*DO THIS*:
Check each line of the entries below for the string "JSON" and state how many lines have it, with no other text.

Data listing
__________

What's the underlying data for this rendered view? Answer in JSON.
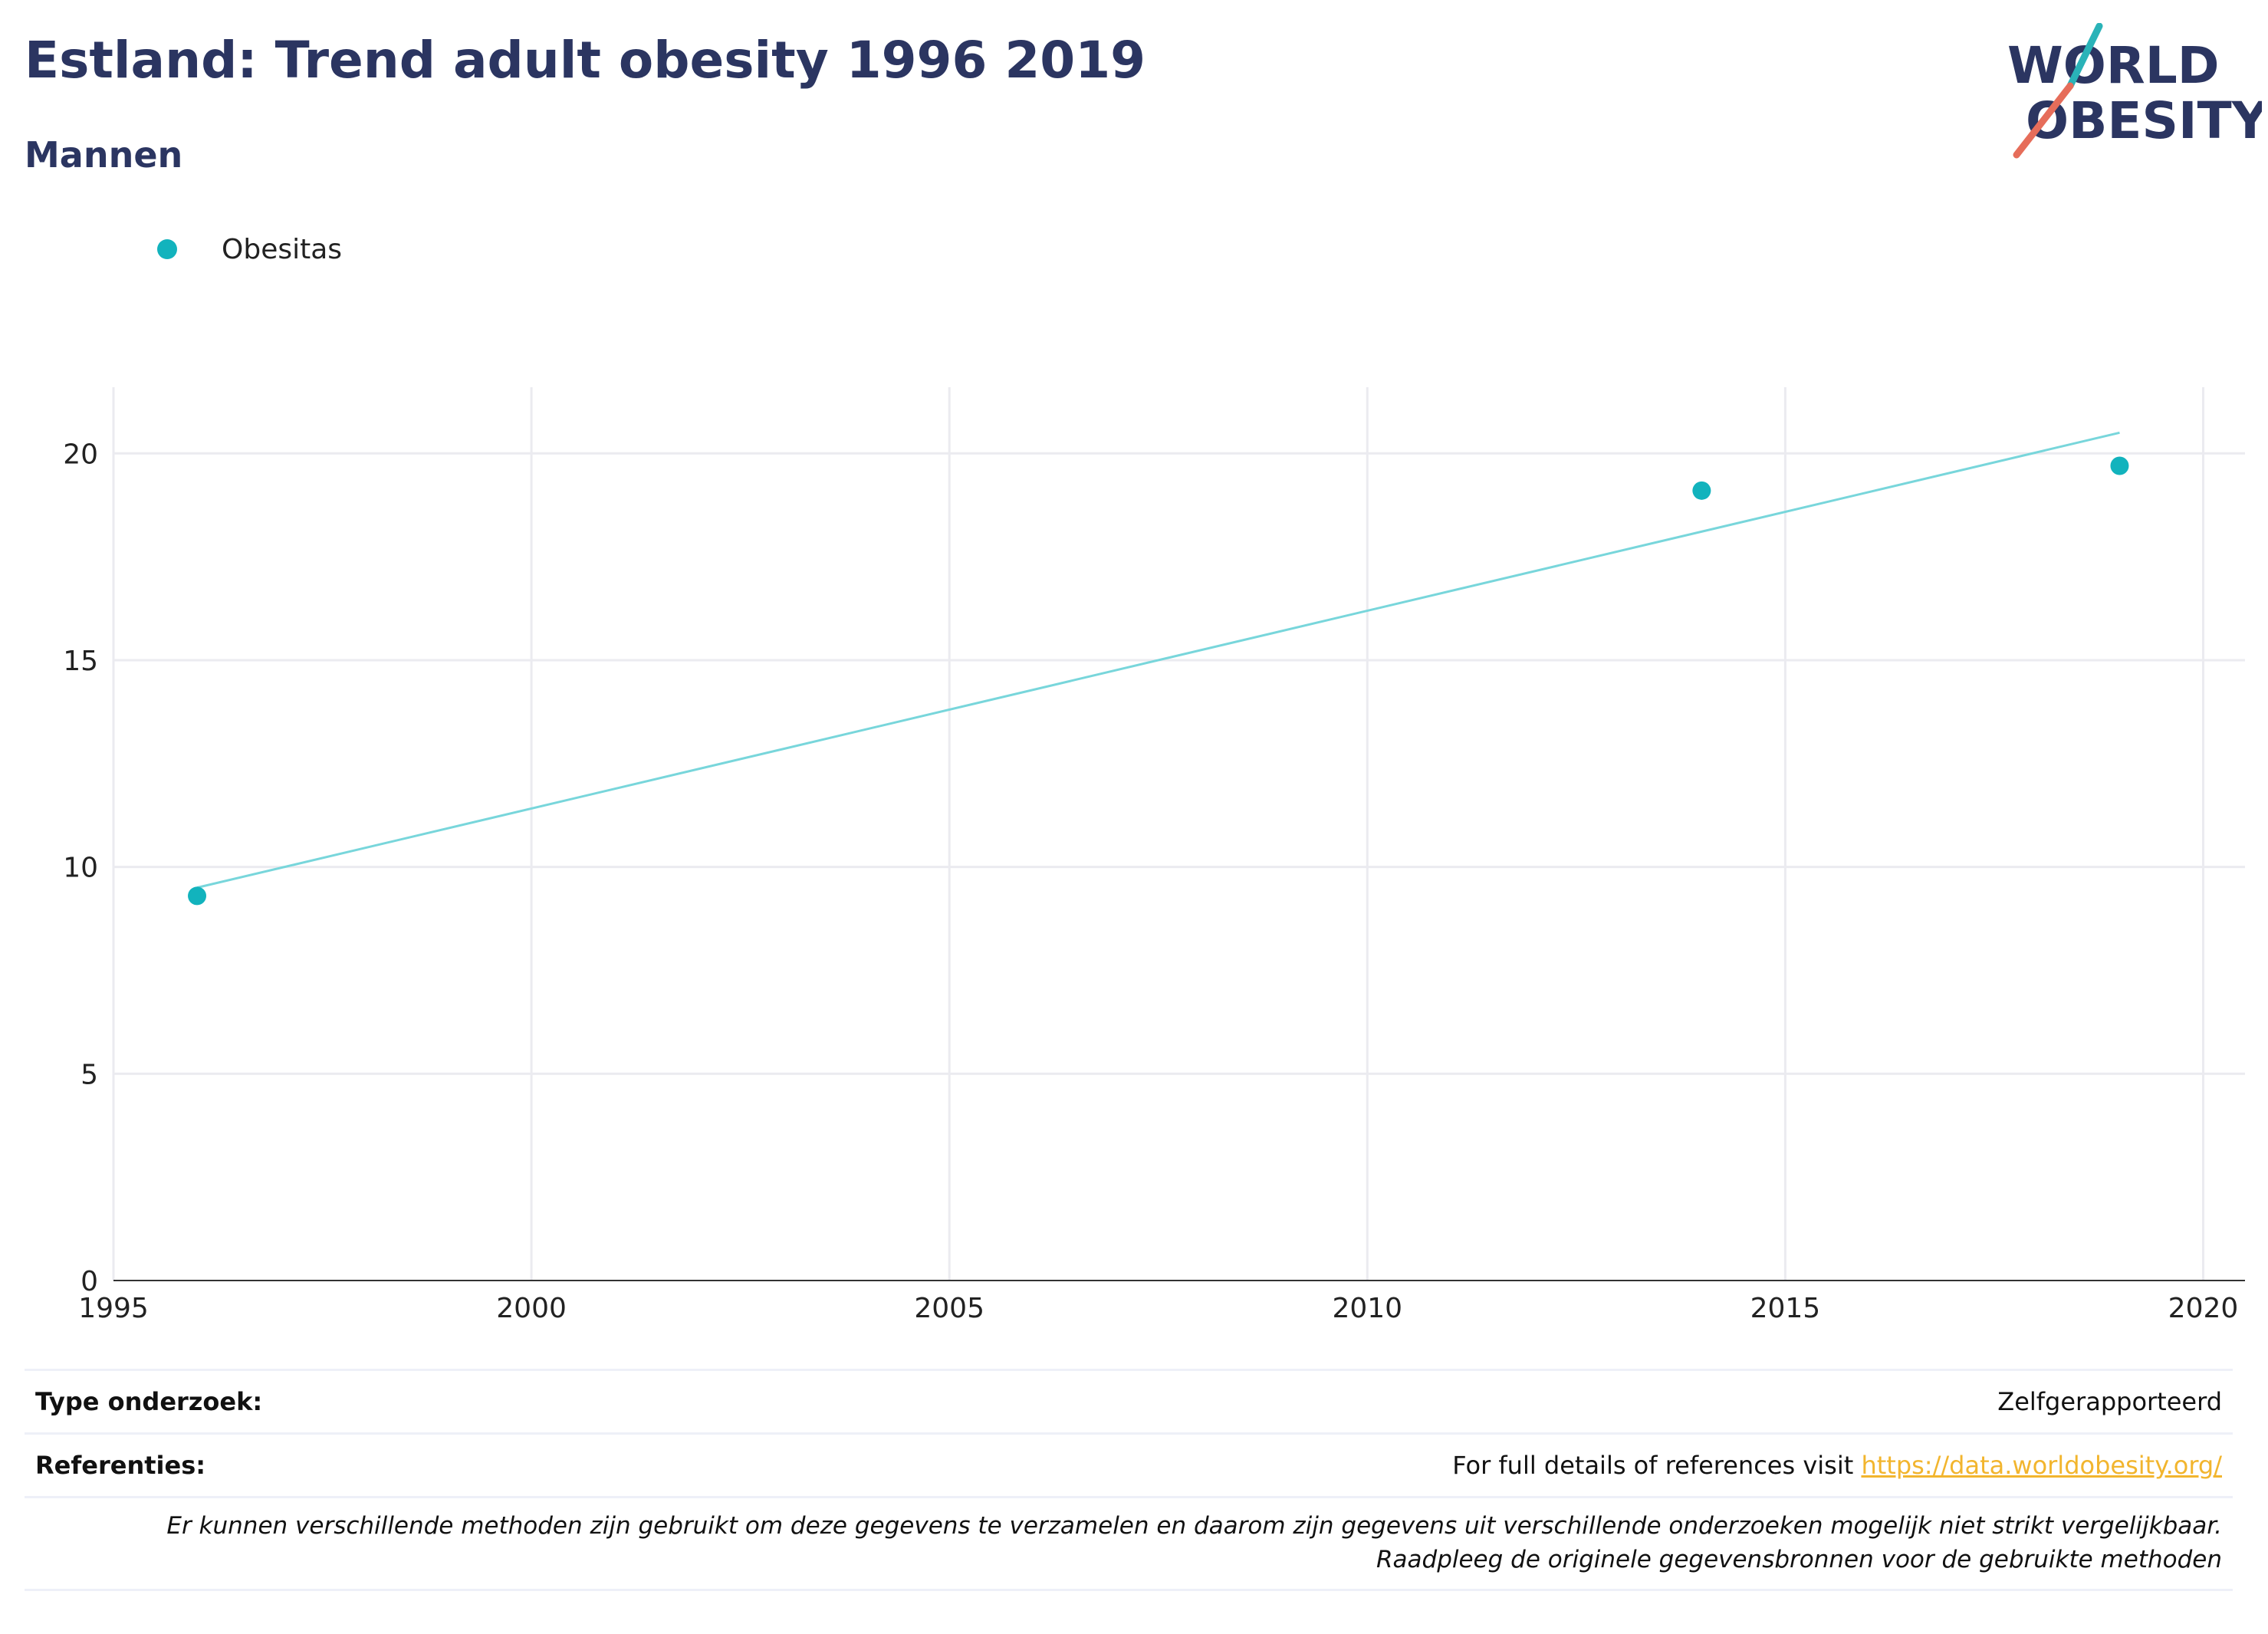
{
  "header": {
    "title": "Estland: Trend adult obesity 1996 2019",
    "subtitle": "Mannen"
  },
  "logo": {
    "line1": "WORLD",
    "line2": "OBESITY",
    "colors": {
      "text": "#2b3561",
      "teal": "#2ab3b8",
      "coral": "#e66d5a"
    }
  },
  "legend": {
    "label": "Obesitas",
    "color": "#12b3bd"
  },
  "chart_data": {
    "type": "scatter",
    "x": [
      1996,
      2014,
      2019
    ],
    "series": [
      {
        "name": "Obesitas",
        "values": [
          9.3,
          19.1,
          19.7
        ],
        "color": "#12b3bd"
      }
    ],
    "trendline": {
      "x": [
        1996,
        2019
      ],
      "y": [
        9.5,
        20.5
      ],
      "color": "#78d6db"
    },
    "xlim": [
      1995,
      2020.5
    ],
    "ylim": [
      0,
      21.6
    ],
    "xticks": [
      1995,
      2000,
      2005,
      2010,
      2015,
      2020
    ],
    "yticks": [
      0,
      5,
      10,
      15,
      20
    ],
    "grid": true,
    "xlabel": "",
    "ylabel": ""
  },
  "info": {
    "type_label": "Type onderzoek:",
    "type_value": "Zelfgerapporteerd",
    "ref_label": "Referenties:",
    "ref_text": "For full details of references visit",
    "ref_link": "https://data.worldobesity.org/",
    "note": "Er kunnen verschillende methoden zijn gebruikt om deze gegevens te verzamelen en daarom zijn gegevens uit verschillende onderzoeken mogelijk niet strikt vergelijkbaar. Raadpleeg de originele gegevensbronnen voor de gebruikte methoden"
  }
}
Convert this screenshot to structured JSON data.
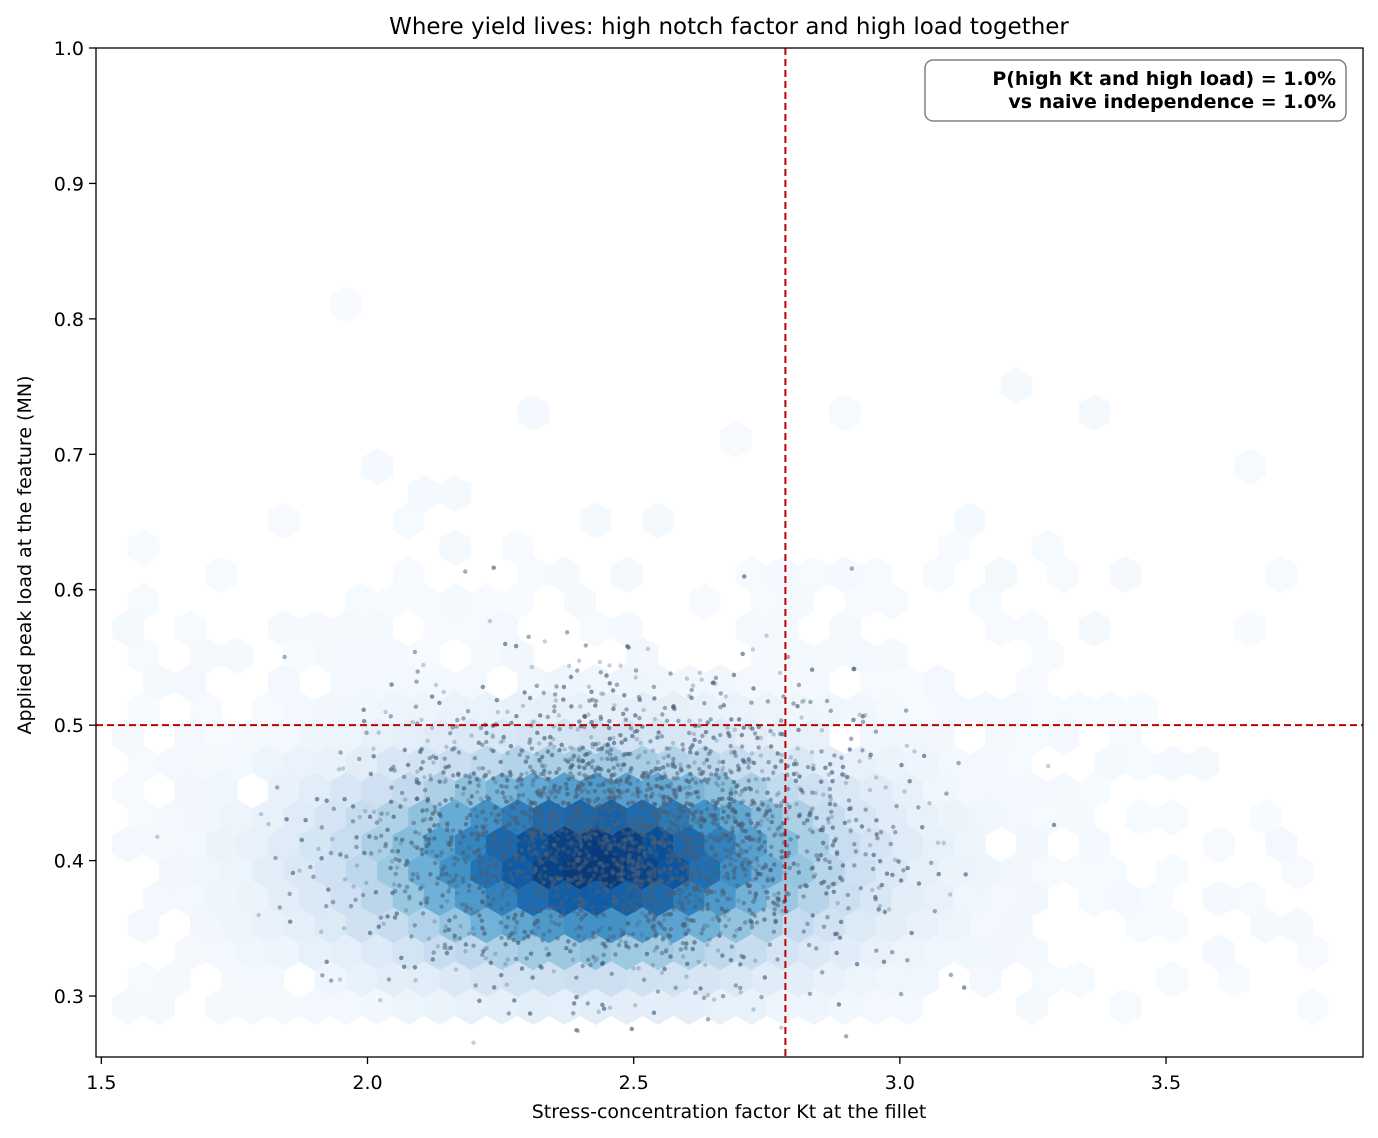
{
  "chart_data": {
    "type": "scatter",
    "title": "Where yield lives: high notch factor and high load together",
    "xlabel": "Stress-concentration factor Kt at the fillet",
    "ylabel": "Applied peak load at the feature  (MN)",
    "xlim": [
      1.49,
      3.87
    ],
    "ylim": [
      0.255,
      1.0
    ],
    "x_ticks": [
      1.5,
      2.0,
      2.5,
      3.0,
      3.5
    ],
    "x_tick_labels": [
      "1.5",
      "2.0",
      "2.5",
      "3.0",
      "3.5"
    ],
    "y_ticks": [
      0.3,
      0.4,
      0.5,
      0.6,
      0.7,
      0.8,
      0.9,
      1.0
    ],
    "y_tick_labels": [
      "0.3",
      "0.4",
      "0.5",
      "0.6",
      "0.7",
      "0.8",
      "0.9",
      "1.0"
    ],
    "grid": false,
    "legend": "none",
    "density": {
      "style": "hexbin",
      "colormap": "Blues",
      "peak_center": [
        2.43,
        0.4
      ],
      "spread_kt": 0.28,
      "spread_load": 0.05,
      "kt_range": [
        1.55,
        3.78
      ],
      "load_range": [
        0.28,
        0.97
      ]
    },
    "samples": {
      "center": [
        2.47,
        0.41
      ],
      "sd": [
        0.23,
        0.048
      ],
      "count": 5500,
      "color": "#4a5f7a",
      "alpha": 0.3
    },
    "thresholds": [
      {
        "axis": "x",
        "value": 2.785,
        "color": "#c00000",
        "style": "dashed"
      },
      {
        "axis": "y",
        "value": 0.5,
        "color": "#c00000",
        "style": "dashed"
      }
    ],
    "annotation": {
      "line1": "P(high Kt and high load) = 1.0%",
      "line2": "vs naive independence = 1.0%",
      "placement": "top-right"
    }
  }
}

__________

*EXPECTED OUTPUT*:
2